____ Supplied information

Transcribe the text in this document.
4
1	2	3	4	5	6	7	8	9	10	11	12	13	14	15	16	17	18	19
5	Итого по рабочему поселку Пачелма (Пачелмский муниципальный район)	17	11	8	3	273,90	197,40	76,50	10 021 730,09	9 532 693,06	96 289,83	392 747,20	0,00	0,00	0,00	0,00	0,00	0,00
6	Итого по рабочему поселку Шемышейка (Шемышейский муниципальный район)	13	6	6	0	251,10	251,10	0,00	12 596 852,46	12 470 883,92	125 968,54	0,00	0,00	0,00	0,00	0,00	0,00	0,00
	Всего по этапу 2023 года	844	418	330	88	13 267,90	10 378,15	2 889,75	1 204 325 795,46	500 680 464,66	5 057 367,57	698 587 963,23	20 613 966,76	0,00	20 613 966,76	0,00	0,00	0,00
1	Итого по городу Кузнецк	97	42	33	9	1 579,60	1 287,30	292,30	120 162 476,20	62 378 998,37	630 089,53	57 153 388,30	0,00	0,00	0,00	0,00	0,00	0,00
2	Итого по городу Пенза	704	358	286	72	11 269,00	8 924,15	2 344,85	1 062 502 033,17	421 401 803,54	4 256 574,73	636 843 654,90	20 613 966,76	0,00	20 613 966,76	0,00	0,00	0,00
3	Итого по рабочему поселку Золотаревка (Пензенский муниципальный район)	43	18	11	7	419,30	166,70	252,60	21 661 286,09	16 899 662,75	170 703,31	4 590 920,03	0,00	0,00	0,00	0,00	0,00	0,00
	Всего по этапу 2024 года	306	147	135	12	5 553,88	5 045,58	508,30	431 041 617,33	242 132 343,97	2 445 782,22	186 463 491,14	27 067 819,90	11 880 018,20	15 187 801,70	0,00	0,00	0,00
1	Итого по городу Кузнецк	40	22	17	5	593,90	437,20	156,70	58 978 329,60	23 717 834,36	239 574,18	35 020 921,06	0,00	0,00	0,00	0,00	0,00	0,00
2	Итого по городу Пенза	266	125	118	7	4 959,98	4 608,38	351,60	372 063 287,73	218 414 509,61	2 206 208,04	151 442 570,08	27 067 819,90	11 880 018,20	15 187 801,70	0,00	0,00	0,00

________

What is asked
Retype every record above exactly as it appears.

Result of the task
Transcribe the text in this document.
4
1	2	3	4	5	6	7	8	9	10	11	12	13	14	15	16	17	18	19
5	Итого по рабочему поселку Пачелма (Пачелмский муниципальный район)	17	11	8	3	273,90	197,40	76,50	10 021 730,09	9 532 693,06	96 289,83	392 747,20	0,00	0,00	0,00	0,00	0,00	0,00
6	Итого по рабочему поселку Шемышейка (Шемышейский муниципальный район)	13	6	6	0	251,10	251,10	0,00	12 596 852,46	12 470 883,92	125 968,54	0,00	0,00	0,00	0,00	0,00	0,00	0,00
	Всего по этапу 2023 года	844	418	330	88	13 267,90	10 378,15	2 889,75	1 204 325 795,46	500 680 464,66	5 057 367,57	698 587 963,23	20 613 966,76	0,00	20 613 966,76	0,00	0,00	0,00
1	Итого по городу Кузнецк	97	42	33	9	1 579,60	1 287,30	292,30	120 162 476,20	62 378 998,37	630 089,53	57 153 388,30	0,00	0,00	0,00	0,00	0,00	0,00
2	Итого по городу Пенза	704	358	286	72	11 269,00	8 924,15	2 344,85	1 062 502 033,17	421 401 803,54	4 256 574,73	636 843 654,90	20 613 966,76	0,00	20 613 966,76	0,00	0,00	0,00
3	Итого по рабочему поселку Золотаревка (Пензенский муниципальный район)	43	18	11	7	419,30	166,70	252,60	21 661 286,09	16 899 662,75	170 703,31	4 590 920,03	0,00	0,00	0,00	0,00	0,00	0,00
	Всего по этапу 2024 года	306	147	135	12	5 553,88	5 045,58	508,30	431 041 617,33	242 132 343,97	2 445 782,22	186 463 491,14	27 067 819,90	11 880 018,20	15 187 801,70	0,00	0,00	0,00
1	Итого по городу Кузнецк	40	22	17	5	593,90	437,20	156,70	58 978 329,60	23 717 834,36	239 574,18	35 020 921,06	0,00	0,00	0,00	0,00	0,00	0,00
2	Итого по городу Пенза	266	125	118	7	4 959,98	4 608,38	351,60	372 063 287,73	218 414 509,61	2 206 208,04	151 442 570,08	27 067 819,90	11 880 018,20	15 187 801,70	0,00	0,00	0,00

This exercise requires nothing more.